• [Written request]:
In the material below, the lines containing the word "Rady" are required; copy each of them.

• [Provided entries]:
────────────────────────────────────────

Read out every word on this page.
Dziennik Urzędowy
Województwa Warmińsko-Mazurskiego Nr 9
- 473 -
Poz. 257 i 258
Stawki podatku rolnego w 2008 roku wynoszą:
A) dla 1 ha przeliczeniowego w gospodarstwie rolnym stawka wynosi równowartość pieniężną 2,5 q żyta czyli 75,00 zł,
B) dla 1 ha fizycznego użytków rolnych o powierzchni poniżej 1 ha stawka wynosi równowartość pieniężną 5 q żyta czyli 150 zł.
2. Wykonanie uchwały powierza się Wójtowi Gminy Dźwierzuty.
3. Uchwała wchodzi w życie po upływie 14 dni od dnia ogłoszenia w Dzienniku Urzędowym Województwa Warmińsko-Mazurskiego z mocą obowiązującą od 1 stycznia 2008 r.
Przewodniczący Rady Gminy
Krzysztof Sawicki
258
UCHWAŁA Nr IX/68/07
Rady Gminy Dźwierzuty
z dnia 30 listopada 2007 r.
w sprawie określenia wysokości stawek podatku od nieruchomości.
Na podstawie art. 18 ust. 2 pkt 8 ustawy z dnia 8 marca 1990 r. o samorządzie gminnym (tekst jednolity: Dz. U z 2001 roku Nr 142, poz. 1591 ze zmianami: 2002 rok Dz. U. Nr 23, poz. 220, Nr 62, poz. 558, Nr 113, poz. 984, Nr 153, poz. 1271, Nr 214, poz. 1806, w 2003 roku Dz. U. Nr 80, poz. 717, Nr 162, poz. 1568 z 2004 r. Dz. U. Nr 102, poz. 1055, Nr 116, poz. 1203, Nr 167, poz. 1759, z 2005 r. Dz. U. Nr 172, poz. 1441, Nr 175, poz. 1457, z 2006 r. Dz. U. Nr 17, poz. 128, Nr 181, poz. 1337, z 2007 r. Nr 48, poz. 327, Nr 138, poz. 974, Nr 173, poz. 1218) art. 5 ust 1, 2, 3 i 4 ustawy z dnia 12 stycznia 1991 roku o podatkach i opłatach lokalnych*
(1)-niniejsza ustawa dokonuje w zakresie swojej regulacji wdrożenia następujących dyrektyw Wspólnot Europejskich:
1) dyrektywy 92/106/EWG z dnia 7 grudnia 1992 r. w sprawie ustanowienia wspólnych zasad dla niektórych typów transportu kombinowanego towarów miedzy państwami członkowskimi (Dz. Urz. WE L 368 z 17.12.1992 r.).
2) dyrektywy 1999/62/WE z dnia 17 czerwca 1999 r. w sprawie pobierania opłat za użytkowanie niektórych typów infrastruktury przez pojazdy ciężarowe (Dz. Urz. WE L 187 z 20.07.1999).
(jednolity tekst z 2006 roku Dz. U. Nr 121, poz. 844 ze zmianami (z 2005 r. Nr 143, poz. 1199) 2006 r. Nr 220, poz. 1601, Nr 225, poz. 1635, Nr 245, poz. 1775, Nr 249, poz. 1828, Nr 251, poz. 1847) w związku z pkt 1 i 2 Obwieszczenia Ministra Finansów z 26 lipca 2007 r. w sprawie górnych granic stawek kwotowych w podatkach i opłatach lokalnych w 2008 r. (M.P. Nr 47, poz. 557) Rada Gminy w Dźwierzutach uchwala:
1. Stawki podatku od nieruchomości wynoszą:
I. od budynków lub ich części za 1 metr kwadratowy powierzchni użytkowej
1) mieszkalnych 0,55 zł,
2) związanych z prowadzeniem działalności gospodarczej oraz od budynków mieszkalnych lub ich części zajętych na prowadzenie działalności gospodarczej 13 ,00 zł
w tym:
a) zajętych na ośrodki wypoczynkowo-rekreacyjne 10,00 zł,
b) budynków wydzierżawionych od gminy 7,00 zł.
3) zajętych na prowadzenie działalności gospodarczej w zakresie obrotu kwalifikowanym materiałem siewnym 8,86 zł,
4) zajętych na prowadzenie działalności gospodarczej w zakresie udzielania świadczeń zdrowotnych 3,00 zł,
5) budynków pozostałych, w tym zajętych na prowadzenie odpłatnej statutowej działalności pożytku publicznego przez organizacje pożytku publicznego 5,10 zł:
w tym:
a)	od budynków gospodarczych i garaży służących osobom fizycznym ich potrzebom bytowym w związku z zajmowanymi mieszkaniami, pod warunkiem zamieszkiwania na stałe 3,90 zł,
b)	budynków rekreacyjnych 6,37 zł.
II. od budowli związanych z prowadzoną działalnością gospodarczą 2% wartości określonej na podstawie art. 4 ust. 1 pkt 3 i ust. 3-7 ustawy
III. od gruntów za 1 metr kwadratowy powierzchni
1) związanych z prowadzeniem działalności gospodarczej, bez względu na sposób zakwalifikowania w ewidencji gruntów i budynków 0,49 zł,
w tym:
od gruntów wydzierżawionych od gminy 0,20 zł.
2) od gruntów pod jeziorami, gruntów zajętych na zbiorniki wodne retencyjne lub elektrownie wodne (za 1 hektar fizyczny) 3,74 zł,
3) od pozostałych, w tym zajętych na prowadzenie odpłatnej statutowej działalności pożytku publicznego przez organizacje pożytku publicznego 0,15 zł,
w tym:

────────────────────────────────────────

• [Worked solution]:
Przewodniczący Rady Gminy
Rady Gminy Dźwierzuty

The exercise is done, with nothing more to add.